Exercise aim:
From the badminton men's doubles text, quote the passage that begins with the words "The badminton men's" and ends with the words "in this tournament.".

- Venue: Istora Gelora Bung Karno
- Dates: 23–28 August
- Competitors: 58 from 15 nations

Medalists
| gold medal | Marcus Fernaldi Gideon Kevin Sanjaya Sukamuljo | Indonesia |
| silver medal | Fajar Alfian Muhammad Rian Ardianto | Indonesia |
| bronze medal | Lee Jhe-huei Lee Yang | Chinese Taipei |
| bronze medal | Li Junhui Liu Yuchen | China |

= Badminton at the 2018 Asian Games – Men's doubles =

The badminton men's doubles tournament at the 2018 Asian Games in Jakarta took place from 23 to 28 August at Istora Gelora Bung Karno.

The Indonesian duo of Marcus Fernaldi Gideon and Kevin Sanjaya Sukamuljo won the gold in this tournament.

Record extracts:

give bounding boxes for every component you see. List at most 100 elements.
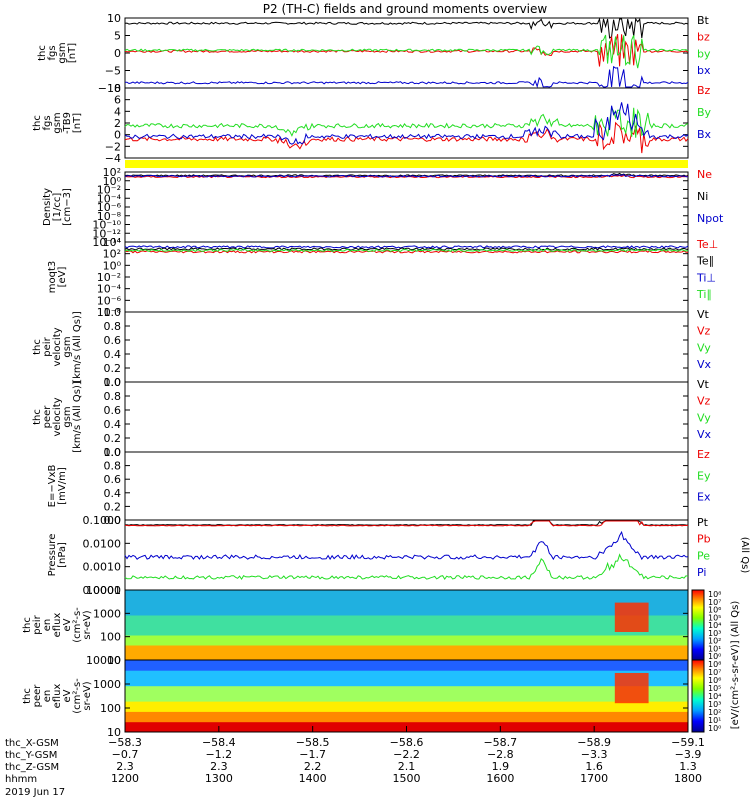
y-tick-label: 4 <box>114 105 121 118</box>
panel-10: 10000 1000 100 10 thcpeerenefluxeV(cm²-s-sr-… <box>22 654 689 739</box>
spectrogram-band <box>125 675 688 681</box>
y-axis-label-line: fgs <box>42 115 53 130</box>
spectrogram-band <box>125 590 688 596</box>
y-axis-label-line: -TB9 <box>62 112 73 134</box>
y-tick-label: 100 <box>100 702 121 715</box>
y-tick-label: 10 <box>107 12 121 25</box>
legend-vy: Vy <box>697 341 711 354</box>
colorbar-tick-label: 10⁷ <box>708 668 721 677</box>
x-row-label: hhmm <box>5 774 37 785</box>
legend-pb: Pb <box>697 533 711 546</box>
panel-frame <box>124 17 689 89</box>
y-axis-label-line: gsm <box>62 336 73 357</box>
legend-pt: Pt <box>697 516 709 529</box>
legend-bz: bz <box>697 31 710 44</box>
y-axis-label: moqt3[eV] <box>47 261 68 294</box>
y-axis-label-line: Pressure <box>47 534 58 577</box>
trace-Bx <box>124 102 689 145</box>
y-axis-label-line: E=−VxB <box>47 465 58 508</box>
y-axis-label-line: en <box>42 619 53 632</box>
panel-frame <box>124 171 689 243</box>
trace-temp <box>124 247 689 251</box>
x-row-value: −2.8 <box>487 748 514 761</box>
colorbar-tick-label: 10⁰ <box>708 724 721 733</box>
spectrogram-band <box>125 665 688 671</box>
spectrogram-event <box>614 672 649 704</box>
y-tick-label: 10⁻⁶ <box>97 294 122 307</box>
y-axis-label-line: [cm−3] <box>62 188 73 226</box>
spectrogram-band <box>125 615 688 621</box>
x-row-value: −2.2 <box>393 748 420 761</box>
y-tick-label: 10⁻² <box>97 271 121 284</box>
y-tick-label: 10⁻⁴ <box>97 283 122 296</box>
y-tick-label: 0.0010 <box>83 561 122 574</box>
y-tick-label: −10 <box>98 82 121 95</box>
trace-temp <box>124 245 689 249</box>
colorbar-tick-label: 10⁸ <box>708 590 721 599</box>
y-axis-label-line: (cm²-s- <box>72 678 83 714</box>
x-row-value: −58.6 <box>390 736 424 749</box>
y-axis-label-line: eV <box>62 618 73 631</box>
legend-ti∥: Ti∥ <box>696 288 712 301</box>
panel-1: 10 5 0 −5 −10 thcfgsgsm[nT] Bt bz by bx <box>37 12 711 95</box>
y-tick-label: 10⁻⁸ <box>97 210 122 223</box>
legend-pi: Pi <box>697 566 706 579</box>
y-axis-label-line: sr-eV) <box>82 681 93 710</box>
y-axis-label-line: Density <box>42 188 53 226</box>
y-tick-label: 10⁻⁴ <box>97 192 122 205</box>
trace-pressure <box>124 530 689 561</box>
colorbar-tick-label: 10⁴ <box>708 692 721 701</box>
y-tick-label: 100 <box>100 631 121 644</box>
spectrogram-band <box>125 625 688 631</box>
y-tick-label: 0.0001 <box>83 584 122 597</box>
y-tick-label: 0.4 <box>104 487 122 500</box>
x-row-value: 2.2 <box>304 760 322 773</box>
panel-frame <box>124 381 689 453</box>
x-row-value: −58.3 <box>108 736 142 749</box>
panel-frame <box>124 519 689 591</box>
y-tick-label: 0.6 <box>104 473 122 486</box>
y-axis-label: thcpeirenefluxeV(cm²-s-sr-eV) <box>22 607 93 643</box>
y-tick-label: 10⁻² <box>97 184 121 197</box>
trace-by <box>124 34 689 69</box>
legend-by: By <box>697 106 712 119</box>
trace-pressure <box>124 520 689 526</box>
colorbar <box>691 589 705 661</box>
colorbar-tick-label: 10⁸ <box>708 660 721 669</box>
y-tick-label: 8 <box>114 82 121 95</box>
y-tick-label: −4 <box>105 152 121 165</box>
spectrogram-band <box>125 640 688 646</box>
x-row-value: −58.9 <box>577 736 611 749</box>
legend-ez: Ez <box>697 448 710 461</box>
colorbar-tick-label: 10⁷ <box>708 598 721 607</box>
colorbar-tick-label: 10³ <box>708 700 721 709</box>
trace-By <box>124 106 689 138</box>
colorbar-tick-label: 10¹ <box>708 644 721 653</box>
y-axis-label-line: [mV/m] <box>57 467 68 505</box>
colorbar-label: [eV/(cm²-s-sr-eV)] (All Qs) <box>730 601 741 730</box>
legend-bz: Bz <box>697 84 711 97</box>
y-tick-label: 0.0100 <box>83 537 122 550</box>
plot-title: P2 (TH-C) fields and ground moments over… <box>263 2 548 16</box>
y-axis-label-line: velocity <box>52 327 63 366</box>
x-row-value: −1.2 <box>205 748 232 761</box>
y-axis-label-line: sr-eV) <box>82 610 93 639</box>
colorbar-tick-label: 10⁶ <box>708 606 721 615</box>
colorbar-tick-label: 10⁴ <box>708 621 721 630</box>
y-axis-label-line: fgs <box>47 45 58 60</box>
y-tick-label: 10² <box>103 248 121 261</box>
y-axis-label-line: [eV] <box>57 267 68 288</box>
x-row-value: 1200 <box>111 772 139 785</box>
spectrogram-band <box>125 645 688 651</box>
y-axis-label: Density[1/cc][cm−3] <box>42 188 73 226</box>
y-tick-label: 0 <box>114 129 121 142</box>
panel-frame <box>124 311 689 383</box>
panel-frame <box>124 451 689 521</box>
colorbar <box>691 659 705 733</box>
spectrogram-band <box>125 660 688 666</box>
x-row-value: 1600 <box>486 772 514 785</box>
y-tick-label: 1000 <box>93 678 121 691</box>
legend-te∥: Te∥ <box>696 255 714 268</box>
y-axis-label-line: thc <box>32 115 43 131</box>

Result of this exercise:
The badminton men's doubles tournament at the 2018 Asian Games in Jakarta took place from 23 to 28 August at Istora Gelora Bung Karno.

The Indonesian duo of Marcus Fernaldi Gideon and Kevin Sanjaya Sukamuljo won the gold in this tournament.